### Your goal
Using the data below, copy every line that contains the word "size".

### Provided information
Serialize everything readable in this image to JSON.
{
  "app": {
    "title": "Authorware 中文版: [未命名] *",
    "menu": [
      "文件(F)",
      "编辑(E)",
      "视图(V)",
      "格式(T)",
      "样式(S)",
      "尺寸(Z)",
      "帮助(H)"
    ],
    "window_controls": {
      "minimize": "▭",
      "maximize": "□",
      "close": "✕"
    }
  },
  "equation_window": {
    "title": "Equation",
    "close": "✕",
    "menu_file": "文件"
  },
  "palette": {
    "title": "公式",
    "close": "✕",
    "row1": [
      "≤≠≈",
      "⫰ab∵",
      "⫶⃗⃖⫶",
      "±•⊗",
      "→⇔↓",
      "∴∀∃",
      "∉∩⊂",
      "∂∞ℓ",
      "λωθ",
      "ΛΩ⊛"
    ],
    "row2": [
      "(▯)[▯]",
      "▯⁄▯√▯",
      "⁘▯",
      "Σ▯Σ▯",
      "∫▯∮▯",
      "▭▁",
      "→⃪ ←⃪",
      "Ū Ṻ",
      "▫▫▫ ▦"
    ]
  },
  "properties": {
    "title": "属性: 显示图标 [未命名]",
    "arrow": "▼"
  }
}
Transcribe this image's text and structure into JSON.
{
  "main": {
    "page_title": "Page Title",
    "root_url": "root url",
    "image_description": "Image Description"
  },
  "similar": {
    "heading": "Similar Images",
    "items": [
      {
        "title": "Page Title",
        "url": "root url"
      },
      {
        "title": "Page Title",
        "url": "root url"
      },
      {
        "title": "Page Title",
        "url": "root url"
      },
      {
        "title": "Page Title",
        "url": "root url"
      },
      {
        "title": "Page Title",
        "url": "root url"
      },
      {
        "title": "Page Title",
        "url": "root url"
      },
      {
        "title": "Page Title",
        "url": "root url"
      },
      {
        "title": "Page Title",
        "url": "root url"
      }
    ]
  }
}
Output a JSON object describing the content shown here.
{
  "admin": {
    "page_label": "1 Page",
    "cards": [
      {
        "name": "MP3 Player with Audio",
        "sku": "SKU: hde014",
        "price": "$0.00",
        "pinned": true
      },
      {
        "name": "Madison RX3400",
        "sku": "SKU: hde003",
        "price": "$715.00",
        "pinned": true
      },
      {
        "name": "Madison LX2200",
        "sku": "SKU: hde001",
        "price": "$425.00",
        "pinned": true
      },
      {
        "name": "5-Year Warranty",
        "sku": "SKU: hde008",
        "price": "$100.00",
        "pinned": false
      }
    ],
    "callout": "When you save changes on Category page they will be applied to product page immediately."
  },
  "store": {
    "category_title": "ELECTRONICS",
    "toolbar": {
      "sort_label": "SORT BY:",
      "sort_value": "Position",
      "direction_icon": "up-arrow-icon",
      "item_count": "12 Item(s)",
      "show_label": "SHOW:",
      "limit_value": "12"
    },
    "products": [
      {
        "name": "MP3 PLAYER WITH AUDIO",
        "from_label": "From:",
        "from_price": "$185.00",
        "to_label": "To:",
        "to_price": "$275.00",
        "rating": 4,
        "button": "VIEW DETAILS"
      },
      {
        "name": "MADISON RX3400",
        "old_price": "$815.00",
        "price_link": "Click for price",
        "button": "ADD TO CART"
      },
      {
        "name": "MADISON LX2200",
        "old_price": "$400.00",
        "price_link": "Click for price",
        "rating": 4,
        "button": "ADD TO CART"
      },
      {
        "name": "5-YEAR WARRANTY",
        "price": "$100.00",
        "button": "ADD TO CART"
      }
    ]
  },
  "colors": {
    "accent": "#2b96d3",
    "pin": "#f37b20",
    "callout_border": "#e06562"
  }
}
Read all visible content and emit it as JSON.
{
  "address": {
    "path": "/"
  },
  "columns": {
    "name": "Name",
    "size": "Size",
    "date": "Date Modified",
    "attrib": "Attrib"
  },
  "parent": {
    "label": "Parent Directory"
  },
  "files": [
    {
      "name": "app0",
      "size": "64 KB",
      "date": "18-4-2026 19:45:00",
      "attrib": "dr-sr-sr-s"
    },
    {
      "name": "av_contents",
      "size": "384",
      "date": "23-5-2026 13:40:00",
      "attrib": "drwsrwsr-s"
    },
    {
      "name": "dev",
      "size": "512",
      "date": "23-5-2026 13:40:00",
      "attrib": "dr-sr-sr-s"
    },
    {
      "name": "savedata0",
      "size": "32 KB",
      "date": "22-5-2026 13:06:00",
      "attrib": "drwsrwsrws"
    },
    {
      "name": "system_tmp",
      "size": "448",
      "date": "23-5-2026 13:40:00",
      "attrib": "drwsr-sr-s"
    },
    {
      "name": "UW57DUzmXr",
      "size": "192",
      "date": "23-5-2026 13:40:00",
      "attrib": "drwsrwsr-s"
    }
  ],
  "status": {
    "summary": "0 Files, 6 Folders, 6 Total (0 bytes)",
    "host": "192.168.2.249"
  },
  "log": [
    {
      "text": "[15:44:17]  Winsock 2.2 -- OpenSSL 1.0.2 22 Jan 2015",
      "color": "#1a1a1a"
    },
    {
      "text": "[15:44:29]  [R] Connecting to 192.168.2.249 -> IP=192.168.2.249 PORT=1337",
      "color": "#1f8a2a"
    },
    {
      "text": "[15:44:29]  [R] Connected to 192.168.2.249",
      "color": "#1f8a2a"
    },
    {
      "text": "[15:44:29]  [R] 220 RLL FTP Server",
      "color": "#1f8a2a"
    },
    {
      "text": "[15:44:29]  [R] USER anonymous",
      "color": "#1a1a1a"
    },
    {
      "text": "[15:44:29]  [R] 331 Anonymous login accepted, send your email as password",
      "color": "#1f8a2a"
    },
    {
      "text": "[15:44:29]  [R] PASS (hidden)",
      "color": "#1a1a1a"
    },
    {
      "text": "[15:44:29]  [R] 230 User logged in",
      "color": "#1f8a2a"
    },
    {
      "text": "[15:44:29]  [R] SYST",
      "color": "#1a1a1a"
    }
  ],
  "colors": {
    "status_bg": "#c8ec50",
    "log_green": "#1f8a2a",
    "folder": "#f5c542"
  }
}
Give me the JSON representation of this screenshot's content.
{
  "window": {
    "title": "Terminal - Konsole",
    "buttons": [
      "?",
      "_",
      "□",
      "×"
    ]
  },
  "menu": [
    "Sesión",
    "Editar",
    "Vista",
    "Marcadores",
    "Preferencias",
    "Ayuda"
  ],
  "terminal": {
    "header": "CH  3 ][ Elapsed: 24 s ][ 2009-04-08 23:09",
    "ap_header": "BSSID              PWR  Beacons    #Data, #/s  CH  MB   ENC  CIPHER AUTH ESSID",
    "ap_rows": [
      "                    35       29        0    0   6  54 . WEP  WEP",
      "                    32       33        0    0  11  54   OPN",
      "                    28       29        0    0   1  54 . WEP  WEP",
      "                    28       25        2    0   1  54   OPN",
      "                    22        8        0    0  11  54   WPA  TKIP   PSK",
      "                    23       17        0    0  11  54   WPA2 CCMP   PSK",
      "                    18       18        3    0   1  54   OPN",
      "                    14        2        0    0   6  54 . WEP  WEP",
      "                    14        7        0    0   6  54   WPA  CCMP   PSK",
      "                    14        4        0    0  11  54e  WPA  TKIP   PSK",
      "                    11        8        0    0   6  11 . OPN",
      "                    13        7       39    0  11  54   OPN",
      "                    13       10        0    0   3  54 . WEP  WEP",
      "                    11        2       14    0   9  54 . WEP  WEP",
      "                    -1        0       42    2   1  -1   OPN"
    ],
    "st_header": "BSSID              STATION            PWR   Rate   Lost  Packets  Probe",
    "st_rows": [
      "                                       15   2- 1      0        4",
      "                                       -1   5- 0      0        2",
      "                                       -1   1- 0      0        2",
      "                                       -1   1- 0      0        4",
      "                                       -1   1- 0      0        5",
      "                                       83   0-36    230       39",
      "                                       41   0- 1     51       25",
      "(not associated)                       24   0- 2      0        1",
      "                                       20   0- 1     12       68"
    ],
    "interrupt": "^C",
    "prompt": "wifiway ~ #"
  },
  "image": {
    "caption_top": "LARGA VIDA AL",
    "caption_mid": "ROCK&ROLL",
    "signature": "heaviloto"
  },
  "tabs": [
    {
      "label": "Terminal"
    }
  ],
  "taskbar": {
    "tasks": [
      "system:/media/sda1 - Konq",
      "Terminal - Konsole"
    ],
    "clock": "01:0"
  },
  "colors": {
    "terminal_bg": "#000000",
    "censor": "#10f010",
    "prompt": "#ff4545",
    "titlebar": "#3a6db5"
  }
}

### Output
    "size": "Size",
      "size": "64 KB",
      "size": "384",
      "size": "512",
      "size": "32 KB",
      "size": "448",
      "size": "192",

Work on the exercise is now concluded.